- **Dataset**:
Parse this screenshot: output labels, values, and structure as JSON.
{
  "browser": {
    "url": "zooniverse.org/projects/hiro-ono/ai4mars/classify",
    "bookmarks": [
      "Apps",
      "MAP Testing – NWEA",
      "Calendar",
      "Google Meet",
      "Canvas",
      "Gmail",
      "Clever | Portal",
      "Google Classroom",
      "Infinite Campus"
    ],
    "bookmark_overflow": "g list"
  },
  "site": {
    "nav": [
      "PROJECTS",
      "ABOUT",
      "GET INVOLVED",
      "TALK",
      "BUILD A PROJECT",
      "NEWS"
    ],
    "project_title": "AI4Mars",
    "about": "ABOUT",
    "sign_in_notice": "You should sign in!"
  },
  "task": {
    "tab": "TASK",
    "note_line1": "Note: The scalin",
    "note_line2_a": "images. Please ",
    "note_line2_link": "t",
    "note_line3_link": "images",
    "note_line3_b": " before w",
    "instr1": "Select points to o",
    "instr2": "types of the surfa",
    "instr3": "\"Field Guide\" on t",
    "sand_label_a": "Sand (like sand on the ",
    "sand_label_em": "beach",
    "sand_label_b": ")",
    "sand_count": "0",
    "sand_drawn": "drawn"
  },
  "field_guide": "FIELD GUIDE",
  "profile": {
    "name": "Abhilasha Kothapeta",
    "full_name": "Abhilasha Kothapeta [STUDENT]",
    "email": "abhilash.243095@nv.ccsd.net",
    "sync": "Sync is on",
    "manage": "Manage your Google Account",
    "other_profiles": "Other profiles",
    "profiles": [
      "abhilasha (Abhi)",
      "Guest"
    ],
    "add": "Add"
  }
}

- **Stated goal**: Extract the full listing and reproduce each line exactly.

- **Problem solution**:
Parse this screenshot: output labels, values, and structure as JSON.
{
  "browser": {
    "url": "zooniverse.org/projects/hiro-ono/ai4mars/classify",
    "bookmarks": [
      "Apps",
      "MAP Testing – NWEA",
      "Calendar",
      "Google Meet",
      "Canvas",
      "Gmail",
      "Clever | Portal",
      "Google Classroom",
      "Infinite Campus"
    ],
    "bookmark_overflow": "g list"
  },
  "site": {
    "nav": [
      "PROJECTS",
      "ABOUT",
      "GET INVOLVED",
      "TALK",
      "BUILD A PROJECT",
      "NEWS"
    ],
    "project_title": "AI4Mars",
    "about": "ABOUT",
    "sign_in_notice": "You should sign in!"
  },
  "task": {
    "tab": "TASK",
    "note_line1": "Note: The scalin",
    "note_line2_a": "images. Please ",
    "note_line2_link": "t",
    "note_line3_link": "images",
    "note_line3_b": " before w",
    "instr1": "Select points to o",
    "instr2": "types of the surfa",
    "instr3": "\"Field Guide\" on t",
    "sand_label_a": "Sand (like sand on the ",
    "sand_label_em": "beach",
    "sand_label_b": ")",
    "sand_count": "0",
    "sand_drawn": "drawn"
  },
  "field_guide": "FIELD GUIDE",
  "profile": {
    "name": "Abhilasha Kothapeta",
    "full_name": "Abhilasha Kothapeta [STUDENT]",
    "email": "abhilash.243095@nv.ccsd.net",
    "sync": "Sync is on",
    "manage": "Manage your Google Account",
    "other_profiles": "Other profiles",
    "profiles": [
      "abhilasha (Abhi)",
      "Guest"
    ],
    "add": "Add"
  }
}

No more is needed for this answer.